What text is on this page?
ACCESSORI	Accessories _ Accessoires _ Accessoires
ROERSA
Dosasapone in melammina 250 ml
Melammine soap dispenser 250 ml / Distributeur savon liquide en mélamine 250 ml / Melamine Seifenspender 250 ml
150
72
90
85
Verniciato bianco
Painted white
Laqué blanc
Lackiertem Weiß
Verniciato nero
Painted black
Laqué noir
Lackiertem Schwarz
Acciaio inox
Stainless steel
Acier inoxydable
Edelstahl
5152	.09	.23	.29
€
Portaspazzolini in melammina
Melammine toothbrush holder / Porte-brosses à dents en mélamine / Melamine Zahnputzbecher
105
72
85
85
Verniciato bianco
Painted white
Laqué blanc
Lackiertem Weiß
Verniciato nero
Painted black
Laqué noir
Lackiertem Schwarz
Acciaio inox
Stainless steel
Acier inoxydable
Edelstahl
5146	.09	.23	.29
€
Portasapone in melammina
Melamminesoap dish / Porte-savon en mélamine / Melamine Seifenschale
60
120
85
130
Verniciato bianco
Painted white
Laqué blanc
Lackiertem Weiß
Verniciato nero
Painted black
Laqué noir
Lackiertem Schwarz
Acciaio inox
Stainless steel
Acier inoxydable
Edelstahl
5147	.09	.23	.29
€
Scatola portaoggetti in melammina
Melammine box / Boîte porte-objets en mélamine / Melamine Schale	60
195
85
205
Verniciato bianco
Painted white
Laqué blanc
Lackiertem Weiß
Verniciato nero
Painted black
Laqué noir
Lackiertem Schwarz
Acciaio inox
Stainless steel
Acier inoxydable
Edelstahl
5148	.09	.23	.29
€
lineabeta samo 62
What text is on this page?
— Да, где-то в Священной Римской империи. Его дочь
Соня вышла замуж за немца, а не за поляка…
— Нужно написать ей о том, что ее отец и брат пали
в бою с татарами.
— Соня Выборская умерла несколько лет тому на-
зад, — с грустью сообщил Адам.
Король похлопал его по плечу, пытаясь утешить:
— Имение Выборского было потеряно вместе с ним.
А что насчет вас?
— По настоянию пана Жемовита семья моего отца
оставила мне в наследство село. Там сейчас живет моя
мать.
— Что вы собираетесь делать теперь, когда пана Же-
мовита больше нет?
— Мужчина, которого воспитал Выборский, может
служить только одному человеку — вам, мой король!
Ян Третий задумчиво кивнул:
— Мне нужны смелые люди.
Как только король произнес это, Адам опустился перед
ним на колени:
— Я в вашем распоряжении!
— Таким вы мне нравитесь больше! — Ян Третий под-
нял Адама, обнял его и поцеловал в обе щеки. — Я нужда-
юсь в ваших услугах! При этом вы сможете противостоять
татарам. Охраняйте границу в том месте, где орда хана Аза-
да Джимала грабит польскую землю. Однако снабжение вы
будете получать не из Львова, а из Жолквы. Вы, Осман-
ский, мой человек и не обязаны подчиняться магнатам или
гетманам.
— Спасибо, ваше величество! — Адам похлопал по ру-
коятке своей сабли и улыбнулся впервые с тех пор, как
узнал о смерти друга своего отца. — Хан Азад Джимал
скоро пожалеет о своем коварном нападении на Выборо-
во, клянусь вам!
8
────────────────────
What the task asks:
Reproduce all of the entries word for word.

Exercise solution:
What text is on this page?
ACCESSORI	Accessories _ Accessoires _ Accessoires
ROERSA
Dosasapone in melammina 250 ml
Melammine soap dispenser 250 ml / Distributeur savon liquide en mélamine 250 ml / Melamine Seifenspender 250 ml
150
72
90
85
Verniciato bianco
Painted white
Laqué blanc
Lackiertem Weiß
Verniciato nero
Painted black
Laqué noir
Lackiertem Schwarz
Acciaio inox
Stainless steel
Acier inoxydable
Edelstahl
5152	.09	.23	.29
€
Portaspazzolini in melammina
Melammine toothbrush holder / Porte-brosses à dents en mélamine / Melamine Zahnputzbecher
105
72
85
85
Verniciato bianco
Painted white
Laqué blanc
Lackiertem Weiß
Verniciato nero
Painted black
Laqué noir
Lackiertem Schwarz
Acciaio inox
Stainless steel
Acier inoxydable
Edelstahl
5146	.09	.23	.29
€
Portasapone in melammina
Melamminesoap dish / Porte-savon en mélamine / Melamine Seifenschale
60
120
85
130
Verniciato bianco
Painted white
Laqué blanc
Lackiertem Weiß
Verniciato nero
Painted black
Laqué noir
Lackiertem Schwarz
Acciaio inox
Stainless steel
Acier inoxydable
Edelstahl
5147	.09	.23	.29
€
Scatola portaoggetti in melammina
Melammine box / Boîte porte-objets en mélamine / Melamine Schale	60
195
85
205
Verniciato bianco
Painted white
Laqué blanc
Lackiertem Weiß
Verniciato nero
Painted black
Laqué noir
Lackiertem Schwarz
Acciaio inox
Stainless steel
Acier inoxydable
Edelstahl
5148	.09	.23	.29
€
lineabeta samo 62
What text is on this page?
— Да, где-то в Священной Римской империи. Его дочь
Соня вышла замуж за немца, а не за поляка…
— Нужно написать ей о том, что ее отец и брат пали
в бою с татарами.
— Соня Выборская умерла несколько лет тому на-
зад, — с грустью сообщил Адам.
Король похлопал его по плечу, пытаясь утешить:
— Имение Выборского было потеряно вместе с ним.
А что насчет вас?
— По настоянию пана Жемовита семья моего отца
оставила мне в наследство село. Там сейчас живет моя
мать.
— Что вы собираетесь делать теперь, когда пана Же-
мовита больше нет?
— Мужчина, которого воспитал Выборский, может
служить только одному человеку — вам, мой король!
Ян Третий задумчиво кивнул:
— Мне нужны смелые люди.
Как только король произнес это, Адам опустился перед
ним на колени:
— Я в вашем распоряжении!
— Таким вы мне нравитесь больше! — Ян Третий под-
нял Адама, обнял его и поцеловал в обе щеки. — Я нужда-
юсь в ваших услугах! При этом вы сможете противостоять
татарам. Охраняйте границу в том месте, где орда хана Аза-
да Джимала грабит польскую землю. Однако снабжение вы
будете получать не из Львова, а из Жолквы. Вы, Осман-
ский, мой человек и не обязаны подчиняться магнатам или
гетманам.
— Спасибо, ваше величество! — Адам похлопал по ру-
коятке своей сабли и улыбнулся впервые с тех пор, как
узнал о смерти друга своего отца. — Хан Азад Джимал
скоро пожалеет о своем коварном нападении на Выборо-
во, клянусь вам!
8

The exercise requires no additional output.